* [Problem description]: Which lines hold the word "points"? Show each of them.

[Records from a collection]
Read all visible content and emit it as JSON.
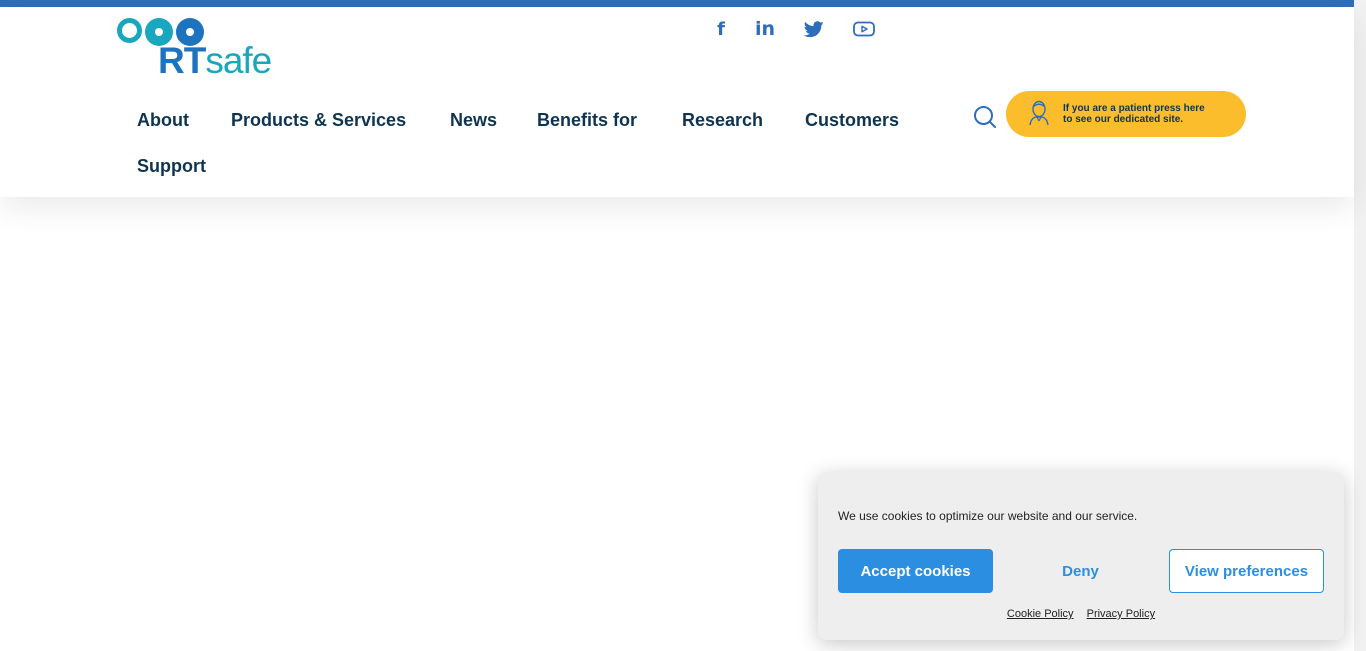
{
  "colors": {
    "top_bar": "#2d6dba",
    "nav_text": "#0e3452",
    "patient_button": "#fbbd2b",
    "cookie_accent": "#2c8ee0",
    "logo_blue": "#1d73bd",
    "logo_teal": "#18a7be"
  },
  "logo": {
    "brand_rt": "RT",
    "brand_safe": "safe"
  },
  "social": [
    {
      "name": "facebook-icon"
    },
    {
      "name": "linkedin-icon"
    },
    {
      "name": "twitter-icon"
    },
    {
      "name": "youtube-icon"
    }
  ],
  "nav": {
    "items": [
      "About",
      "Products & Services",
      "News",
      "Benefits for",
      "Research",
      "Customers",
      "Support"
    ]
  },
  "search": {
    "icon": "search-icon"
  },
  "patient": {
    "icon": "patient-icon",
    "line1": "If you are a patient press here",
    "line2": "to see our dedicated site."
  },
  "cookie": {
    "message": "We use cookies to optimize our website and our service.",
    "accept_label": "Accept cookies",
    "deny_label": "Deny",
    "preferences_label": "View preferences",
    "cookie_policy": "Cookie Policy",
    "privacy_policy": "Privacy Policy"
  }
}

--

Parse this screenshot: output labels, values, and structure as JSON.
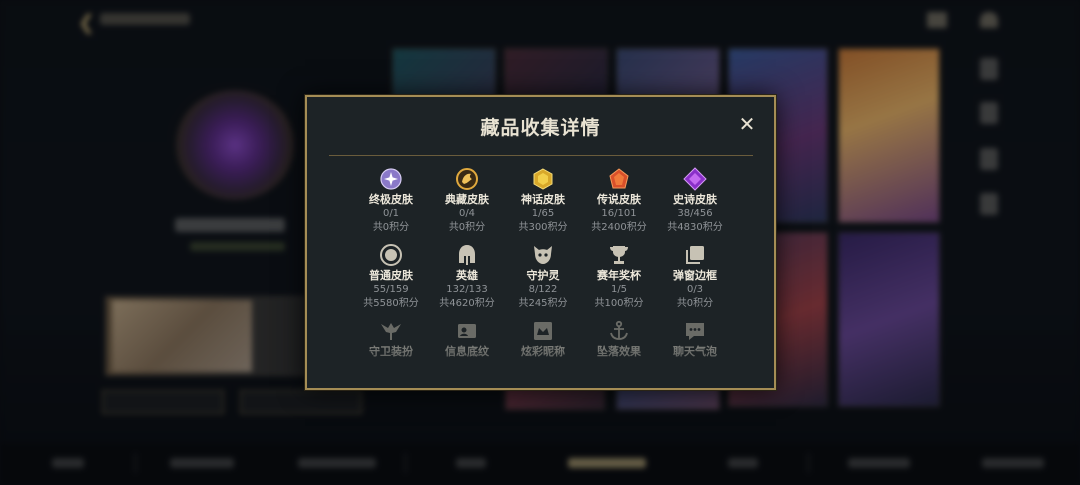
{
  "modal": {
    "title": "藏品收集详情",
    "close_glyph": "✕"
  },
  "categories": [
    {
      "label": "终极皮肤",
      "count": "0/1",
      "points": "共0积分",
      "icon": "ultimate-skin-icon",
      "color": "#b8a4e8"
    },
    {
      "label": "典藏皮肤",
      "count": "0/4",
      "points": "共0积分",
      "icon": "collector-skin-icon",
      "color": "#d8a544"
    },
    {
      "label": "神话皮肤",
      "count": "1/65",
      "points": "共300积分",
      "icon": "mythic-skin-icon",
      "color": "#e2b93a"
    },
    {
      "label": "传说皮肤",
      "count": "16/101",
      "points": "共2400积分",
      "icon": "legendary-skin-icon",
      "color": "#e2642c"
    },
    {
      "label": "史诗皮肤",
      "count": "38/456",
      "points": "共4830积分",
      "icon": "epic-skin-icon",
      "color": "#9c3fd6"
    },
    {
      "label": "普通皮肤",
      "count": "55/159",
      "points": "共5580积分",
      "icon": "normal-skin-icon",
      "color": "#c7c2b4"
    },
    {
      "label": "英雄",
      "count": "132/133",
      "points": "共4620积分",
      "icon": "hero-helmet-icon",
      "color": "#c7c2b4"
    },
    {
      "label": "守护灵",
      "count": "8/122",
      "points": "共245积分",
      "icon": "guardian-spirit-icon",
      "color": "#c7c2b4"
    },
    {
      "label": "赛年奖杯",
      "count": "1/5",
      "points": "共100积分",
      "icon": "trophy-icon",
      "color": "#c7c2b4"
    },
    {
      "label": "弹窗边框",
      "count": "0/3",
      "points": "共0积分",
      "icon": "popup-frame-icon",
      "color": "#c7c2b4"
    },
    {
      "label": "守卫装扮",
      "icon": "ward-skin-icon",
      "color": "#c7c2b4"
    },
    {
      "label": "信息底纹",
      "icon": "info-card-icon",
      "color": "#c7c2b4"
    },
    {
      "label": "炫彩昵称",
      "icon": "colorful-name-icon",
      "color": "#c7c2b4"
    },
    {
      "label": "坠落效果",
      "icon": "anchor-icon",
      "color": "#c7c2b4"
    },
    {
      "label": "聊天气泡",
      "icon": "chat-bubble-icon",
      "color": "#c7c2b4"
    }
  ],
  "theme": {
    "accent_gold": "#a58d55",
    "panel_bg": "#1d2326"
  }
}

* [Complete answer]:
      "points": "共0积分",
      "points": "共0积分",
      "points": "共300积分",
      "points": "共2400积分",
      "points": "共4830积分",
      "points": "共5580积分",
      "points": "共4620积分",
      "points": "共245积分",
      "points": "共100积分",
      "points": "共0积分",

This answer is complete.